_Records shown:_

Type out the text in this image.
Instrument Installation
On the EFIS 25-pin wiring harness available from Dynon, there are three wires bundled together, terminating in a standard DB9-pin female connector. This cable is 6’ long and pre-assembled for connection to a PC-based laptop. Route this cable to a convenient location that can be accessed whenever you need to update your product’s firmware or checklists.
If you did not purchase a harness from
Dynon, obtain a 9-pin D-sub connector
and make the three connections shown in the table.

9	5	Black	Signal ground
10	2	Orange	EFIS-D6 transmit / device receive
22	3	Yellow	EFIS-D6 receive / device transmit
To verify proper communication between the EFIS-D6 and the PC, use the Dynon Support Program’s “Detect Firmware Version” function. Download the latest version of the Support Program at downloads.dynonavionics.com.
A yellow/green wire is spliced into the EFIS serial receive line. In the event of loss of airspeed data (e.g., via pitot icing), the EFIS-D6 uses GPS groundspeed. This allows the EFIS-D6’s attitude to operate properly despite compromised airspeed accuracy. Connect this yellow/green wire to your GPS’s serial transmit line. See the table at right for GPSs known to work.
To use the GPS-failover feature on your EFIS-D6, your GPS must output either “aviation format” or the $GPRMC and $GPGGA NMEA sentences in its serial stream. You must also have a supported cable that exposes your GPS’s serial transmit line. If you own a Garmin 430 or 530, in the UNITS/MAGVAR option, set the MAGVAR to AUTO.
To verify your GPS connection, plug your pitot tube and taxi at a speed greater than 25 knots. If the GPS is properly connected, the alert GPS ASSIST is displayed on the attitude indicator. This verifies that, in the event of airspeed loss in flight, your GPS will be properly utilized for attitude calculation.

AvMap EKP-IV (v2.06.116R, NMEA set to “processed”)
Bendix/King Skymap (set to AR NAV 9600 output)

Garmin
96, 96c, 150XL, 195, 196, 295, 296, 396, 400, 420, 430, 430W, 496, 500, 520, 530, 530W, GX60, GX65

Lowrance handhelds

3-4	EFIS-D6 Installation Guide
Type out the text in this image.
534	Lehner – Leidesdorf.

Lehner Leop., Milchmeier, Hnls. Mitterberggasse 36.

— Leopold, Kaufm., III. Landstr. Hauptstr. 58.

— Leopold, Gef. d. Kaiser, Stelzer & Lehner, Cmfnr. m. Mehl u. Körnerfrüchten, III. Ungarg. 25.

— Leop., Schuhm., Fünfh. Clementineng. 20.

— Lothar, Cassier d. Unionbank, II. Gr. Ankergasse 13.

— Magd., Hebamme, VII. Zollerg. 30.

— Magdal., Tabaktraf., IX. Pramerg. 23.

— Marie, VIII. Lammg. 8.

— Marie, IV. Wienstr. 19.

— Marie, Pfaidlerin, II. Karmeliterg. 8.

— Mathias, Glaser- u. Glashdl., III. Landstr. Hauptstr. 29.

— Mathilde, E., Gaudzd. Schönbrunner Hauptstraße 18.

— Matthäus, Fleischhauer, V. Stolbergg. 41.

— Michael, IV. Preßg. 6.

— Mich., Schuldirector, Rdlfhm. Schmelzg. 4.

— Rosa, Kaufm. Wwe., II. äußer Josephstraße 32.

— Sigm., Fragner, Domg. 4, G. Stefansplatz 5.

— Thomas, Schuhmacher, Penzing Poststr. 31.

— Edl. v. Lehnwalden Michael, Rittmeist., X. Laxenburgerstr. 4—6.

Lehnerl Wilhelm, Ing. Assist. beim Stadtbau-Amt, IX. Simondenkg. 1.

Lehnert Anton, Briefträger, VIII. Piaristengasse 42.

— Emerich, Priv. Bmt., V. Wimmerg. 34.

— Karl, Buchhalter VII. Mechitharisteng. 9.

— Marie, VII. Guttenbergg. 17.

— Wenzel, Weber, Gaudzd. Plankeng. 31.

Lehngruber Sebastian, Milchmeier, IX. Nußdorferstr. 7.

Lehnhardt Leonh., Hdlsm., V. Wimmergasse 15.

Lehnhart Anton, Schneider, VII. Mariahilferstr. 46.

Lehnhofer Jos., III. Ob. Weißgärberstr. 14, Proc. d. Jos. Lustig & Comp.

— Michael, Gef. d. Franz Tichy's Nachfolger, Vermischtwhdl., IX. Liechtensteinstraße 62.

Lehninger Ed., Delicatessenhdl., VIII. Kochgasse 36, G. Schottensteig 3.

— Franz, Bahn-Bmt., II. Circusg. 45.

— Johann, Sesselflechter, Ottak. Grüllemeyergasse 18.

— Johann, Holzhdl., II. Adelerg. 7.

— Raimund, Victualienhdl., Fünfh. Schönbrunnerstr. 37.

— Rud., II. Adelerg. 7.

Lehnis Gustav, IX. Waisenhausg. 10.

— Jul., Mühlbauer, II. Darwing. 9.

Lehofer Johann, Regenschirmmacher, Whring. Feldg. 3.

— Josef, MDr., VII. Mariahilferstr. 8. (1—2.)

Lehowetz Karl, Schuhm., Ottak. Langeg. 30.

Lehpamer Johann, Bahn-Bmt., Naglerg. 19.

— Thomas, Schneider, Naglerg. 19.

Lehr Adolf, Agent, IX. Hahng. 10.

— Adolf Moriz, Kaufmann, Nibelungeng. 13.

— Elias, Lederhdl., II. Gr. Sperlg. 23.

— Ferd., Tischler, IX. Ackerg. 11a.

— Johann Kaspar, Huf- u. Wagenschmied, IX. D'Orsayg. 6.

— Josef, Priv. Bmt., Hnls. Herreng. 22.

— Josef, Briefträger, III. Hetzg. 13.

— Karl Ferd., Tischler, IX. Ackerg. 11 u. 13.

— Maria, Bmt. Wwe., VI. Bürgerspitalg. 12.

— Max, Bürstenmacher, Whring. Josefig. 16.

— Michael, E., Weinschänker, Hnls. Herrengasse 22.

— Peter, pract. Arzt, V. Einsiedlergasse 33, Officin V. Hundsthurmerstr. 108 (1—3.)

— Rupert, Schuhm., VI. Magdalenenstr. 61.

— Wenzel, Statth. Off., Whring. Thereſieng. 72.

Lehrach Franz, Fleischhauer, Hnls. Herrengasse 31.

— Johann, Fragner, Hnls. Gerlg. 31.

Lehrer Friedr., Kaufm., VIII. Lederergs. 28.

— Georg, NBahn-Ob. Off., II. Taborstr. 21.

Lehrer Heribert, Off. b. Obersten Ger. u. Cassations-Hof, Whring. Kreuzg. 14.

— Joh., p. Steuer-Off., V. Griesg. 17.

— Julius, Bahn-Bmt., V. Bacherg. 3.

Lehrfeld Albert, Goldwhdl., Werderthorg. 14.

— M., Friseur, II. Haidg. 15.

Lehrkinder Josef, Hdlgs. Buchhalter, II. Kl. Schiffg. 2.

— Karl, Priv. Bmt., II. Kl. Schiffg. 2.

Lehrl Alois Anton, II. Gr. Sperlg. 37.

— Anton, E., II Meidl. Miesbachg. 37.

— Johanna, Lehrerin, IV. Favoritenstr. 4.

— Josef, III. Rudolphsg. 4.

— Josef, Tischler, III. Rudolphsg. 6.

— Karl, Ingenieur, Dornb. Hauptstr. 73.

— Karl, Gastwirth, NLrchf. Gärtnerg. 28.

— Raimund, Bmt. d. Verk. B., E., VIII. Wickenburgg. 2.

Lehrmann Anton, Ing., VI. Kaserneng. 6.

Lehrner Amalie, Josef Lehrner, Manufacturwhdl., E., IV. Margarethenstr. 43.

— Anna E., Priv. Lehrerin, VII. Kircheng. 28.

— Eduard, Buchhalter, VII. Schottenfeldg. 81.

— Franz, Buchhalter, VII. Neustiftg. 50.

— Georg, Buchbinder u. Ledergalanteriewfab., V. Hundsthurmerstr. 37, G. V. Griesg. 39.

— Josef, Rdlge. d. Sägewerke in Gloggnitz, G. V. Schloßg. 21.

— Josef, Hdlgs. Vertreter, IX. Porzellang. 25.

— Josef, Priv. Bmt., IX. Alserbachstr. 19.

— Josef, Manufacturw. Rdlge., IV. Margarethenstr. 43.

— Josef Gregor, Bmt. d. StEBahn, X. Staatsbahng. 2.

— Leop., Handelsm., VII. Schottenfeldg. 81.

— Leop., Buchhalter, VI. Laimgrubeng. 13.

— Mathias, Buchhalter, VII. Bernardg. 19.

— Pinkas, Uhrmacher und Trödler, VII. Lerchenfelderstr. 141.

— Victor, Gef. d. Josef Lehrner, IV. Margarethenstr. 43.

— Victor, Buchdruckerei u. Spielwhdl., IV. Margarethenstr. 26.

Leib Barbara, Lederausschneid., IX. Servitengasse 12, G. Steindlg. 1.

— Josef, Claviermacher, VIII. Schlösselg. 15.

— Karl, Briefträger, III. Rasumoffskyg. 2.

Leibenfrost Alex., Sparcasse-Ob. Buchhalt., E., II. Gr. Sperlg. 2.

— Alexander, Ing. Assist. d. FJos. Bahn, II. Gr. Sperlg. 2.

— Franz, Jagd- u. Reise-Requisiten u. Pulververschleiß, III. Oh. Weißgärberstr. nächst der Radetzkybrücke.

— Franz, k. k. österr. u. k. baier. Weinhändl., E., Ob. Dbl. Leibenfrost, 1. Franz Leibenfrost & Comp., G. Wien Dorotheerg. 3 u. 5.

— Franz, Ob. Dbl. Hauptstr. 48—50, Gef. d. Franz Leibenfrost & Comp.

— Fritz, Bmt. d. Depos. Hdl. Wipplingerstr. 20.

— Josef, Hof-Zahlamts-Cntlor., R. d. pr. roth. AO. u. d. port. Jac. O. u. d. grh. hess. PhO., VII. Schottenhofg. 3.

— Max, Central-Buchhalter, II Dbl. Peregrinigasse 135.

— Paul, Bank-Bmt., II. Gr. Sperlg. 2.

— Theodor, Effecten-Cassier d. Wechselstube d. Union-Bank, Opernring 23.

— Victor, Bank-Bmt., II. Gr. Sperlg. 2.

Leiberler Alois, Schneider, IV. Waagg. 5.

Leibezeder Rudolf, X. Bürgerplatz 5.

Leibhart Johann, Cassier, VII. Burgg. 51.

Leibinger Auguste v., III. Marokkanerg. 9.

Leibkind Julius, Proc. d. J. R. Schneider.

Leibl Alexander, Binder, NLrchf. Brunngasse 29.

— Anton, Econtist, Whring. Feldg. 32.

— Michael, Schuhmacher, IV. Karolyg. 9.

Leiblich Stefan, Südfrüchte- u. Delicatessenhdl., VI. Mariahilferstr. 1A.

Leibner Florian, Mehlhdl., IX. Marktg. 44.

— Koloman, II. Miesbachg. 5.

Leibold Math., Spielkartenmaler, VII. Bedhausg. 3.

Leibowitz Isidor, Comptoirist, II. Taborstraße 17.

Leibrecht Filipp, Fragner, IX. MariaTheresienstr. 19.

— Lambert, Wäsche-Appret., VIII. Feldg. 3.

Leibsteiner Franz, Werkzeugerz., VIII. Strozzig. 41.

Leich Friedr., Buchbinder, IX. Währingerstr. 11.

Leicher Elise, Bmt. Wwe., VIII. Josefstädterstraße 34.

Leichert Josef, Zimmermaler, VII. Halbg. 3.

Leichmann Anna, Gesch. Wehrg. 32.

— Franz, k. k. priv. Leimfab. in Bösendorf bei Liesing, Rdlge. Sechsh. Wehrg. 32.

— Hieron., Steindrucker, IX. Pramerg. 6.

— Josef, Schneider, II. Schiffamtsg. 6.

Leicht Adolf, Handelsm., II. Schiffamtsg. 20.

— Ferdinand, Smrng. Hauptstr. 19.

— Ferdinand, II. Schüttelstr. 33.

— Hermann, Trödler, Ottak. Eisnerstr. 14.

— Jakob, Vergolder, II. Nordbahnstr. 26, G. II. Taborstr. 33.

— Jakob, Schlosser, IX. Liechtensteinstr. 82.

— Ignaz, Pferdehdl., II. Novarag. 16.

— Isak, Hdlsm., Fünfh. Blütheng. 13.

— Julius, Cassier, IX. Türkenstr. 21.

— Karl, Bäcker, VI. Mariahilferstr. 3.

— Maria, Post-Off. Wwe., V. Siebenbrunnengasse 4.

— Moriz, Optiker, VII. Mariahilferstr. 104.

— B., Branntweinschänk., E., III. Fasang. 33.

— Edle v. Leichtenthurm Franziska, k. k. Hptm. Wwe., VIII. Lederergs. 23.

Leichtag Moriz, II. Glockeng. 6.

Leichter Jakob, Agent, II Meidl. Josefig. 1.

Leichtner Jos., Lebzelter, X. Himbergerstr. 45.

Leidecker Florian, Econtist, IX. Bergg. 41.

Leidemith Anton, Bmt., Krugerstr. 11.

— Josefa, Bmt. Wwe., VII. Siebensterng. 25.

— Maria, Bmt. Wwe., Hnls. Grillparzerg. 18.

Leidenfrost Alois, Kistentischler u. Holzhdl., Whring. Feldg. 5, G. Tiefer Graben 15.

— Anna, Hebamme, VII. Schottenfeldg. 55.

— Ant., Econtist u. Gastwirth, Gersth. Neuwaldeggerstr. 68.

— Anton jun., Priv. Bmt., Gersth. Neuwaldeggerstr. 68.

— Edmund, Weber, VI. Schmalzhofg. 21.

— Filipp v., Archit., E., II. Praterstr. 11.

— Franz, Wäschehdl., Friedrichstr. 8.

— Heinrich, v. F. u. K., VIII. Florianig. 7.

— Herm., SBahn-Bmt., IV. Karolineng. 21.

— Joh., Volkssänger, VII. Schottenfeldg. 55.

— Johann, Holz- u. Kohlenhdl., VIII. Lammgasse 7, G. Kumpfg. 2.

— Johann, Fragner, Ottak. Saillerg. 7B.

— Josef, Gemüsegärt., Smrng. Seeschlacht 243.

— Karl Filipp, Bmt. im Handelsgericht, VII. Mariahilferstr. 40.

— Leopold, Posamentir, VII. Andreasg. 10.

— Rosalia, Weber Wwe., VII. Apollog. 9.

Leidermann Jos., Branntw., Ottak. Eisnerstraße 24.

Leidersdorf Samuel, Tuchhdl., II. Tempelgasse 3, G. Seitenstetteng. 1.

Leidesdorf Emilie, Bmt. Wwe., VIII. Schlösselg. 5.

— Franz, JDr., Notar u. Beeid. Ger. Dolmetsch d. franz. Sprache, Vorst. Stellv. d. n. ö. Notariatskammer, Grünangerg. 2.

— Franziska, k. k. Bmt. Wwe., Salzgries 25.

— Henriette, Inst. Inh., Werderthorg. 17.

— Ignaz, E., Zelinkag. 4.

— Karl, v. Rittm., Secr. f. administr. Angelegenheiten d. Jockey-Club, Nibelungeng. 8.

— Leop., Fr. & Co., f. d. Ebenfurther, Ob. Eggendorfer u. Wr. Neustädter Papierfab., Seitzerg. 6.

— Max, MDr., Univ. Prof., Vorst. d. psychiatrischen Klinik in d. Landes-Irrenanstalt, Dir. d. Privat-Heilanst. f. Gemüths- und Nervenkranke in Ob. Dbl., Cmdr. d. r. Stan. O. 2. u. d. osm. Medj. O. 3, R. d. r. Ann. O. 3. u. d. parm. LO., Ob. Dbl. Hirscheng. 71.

_Task requirements:_ In the entries above, find the lines containing the word "Handelsm" and say how many there are, with no other words.

_Task solution:_ 2